▸ **书面练习**: 逐字摘录下列全部行，不得增删或改动任何字符。

▸ **原始记录**:
----

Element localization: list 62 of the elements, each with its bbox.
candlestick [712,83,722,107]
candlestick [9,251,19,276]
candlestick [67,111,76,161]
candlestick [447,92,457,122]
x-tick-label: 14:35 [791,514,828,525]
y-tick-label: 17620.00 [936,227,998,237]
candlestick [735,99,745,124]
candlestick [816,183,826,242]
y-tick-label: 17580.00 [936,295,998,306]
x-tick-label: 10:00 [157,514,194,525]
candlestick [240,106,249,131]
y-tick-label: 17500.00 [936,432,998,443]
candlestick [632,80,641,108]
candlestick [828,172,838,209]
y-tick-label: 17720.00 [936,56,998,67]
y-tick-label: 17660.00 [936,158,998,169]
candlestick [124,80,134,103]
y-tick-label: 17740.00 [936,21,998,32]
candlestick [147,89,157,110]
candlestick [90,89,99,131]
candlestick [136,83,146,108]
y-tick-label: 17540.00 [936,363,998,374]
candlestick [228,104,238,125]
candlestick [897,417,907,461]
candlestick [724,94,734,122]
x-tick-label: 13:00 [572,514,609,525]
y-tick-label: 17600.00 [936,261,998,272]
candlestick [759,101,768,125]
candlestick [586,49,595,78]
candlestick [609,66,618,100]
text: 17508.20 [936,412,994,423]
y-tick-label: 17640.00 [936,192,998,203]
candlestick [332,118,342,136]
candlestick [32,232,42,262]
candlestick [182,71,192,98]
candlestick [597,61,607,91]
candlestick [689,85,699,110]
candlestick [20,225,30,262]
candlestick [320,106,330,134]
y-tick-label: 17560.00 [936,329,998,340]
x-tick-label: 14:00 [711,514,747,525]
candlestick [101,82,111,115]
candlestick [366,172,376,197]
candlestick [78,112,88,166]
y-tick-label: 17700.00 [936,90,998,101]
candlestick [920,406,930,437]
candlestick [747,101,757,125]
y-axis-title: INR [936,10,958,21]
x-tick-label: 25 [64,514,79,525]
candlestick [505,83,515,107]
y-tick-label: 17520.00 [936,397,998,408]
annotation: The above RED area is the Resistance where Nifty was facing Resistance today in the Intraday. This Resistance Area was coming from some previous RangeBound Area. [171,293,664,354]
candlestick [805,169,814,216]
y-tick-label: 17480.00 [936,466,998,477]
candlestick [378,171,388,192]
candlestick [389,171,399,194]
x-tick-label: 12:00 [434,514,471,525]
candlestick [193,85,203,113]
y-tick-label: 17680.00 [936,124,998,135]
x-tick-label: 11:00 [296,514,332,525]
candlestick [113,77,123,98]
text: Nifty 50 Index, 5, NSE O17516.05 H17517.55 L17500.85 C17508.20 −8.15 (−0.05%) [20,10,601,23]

----

▸ **问题解答**:
Element localization: list 62 of the elements, each with its bbox.
candlestick [712,83,722,107]
candlestick [9,251,19,276]
candlestick [67,111,76,161]
candlestick [447,92,457,122]
x-tick-label: 14:35 [791,514,828,525]
y-tick-label: 17620.00 [936,227,998,237]
candlestick [735,99,745,124]
candlestick [816,183,826,242]
y-tick-label: 17580.00 [936,295,998,306]
x-tick-label: 10:00 [157,514,194,525]
candlestick [240,106,249,131]
y-tick-label: 17500.00 [936,432,998,443]
candlestick [632,80,641,108]
candlestick [828,172,838,209]
y-tick-label: 17720.00 [936,56,998,67]
y-tick-label: 17660.00 [936,158,998,169]
candlestick [124,80,134,103]
y-tick-label: 17740.00 [936,21,998,32]
candlestick [147,89,157,110]
candlestick [90,89,99,131]
candlestick [136,83,146,108]
y-tick-label: 17540.00 [936,363,998,374]
candlestick [228,104,238,125]
candlestick [897,417,907,461]
candlestick [724,94,734,122]
x-tick-label: 13:00 [572,514,609,525]
y-tick-label: 17600.00 [936,261,998,272]
candlestick [759,101,768,125]
candlestick [586,49,595,78]
candlestick [609,66,618,100]
text: 17508.20 [936,412,994,423]
y-tick-label: 17640.00 [936,192,998,203]
candlestick [332,118,342,136]
candlestick [32,232,42,262]
candlestick [182,71,192,98]
candlestick [597,61,607,91]
candlestick [689,85,699,110]
candlestick [20,225,30,262]
candlestick [320,106,330,134]
y-tick-label: 17560.00 [936,329,998,340]
x-tick-label: 14:00 [711,514,747,525]
candlestick [101,82,111,115]
candlestick [366,172,376,197]
candlestick [78,112,88,166]
y-tick-label: 17700.00 [936,90,998,101]
candlestick [920,406,930,437]
candlestick [747,101,757,125]
y-axis-title: INR [936,10,958,21]
x-tick-label: 25 [64,514,79,525]
candlestick [505,83,515,107]
y-tick-label: 17520.00 [936,397,998,408]
annotation: The above RED area is the Resistance where Nifty was facing Resistance today in the Intraday. This Resistance Area was coming from some previous RangeBound Area. [171,293,664,354]
candlestick [805,169,814,216]
y-tick-label: 17480.00 [936,466,998,477]
candlestick [378,171,388,192]
candlestick [389,171,399,194]
x-tick-label: 12:00 [434,514,471,525]
candlestick [193,85,203,113]
y-tick-label: 17680.00 [936,124,998,135]
x-tick-label: 11:00 [296,514,332,525]
candlestick [113,77,123,98]
text: Nifty 50 Index, 5, NSE O17516.05 H17517.55 L17500.85 C17508.20 −8.15 (−0.05%) [20,10,601,23]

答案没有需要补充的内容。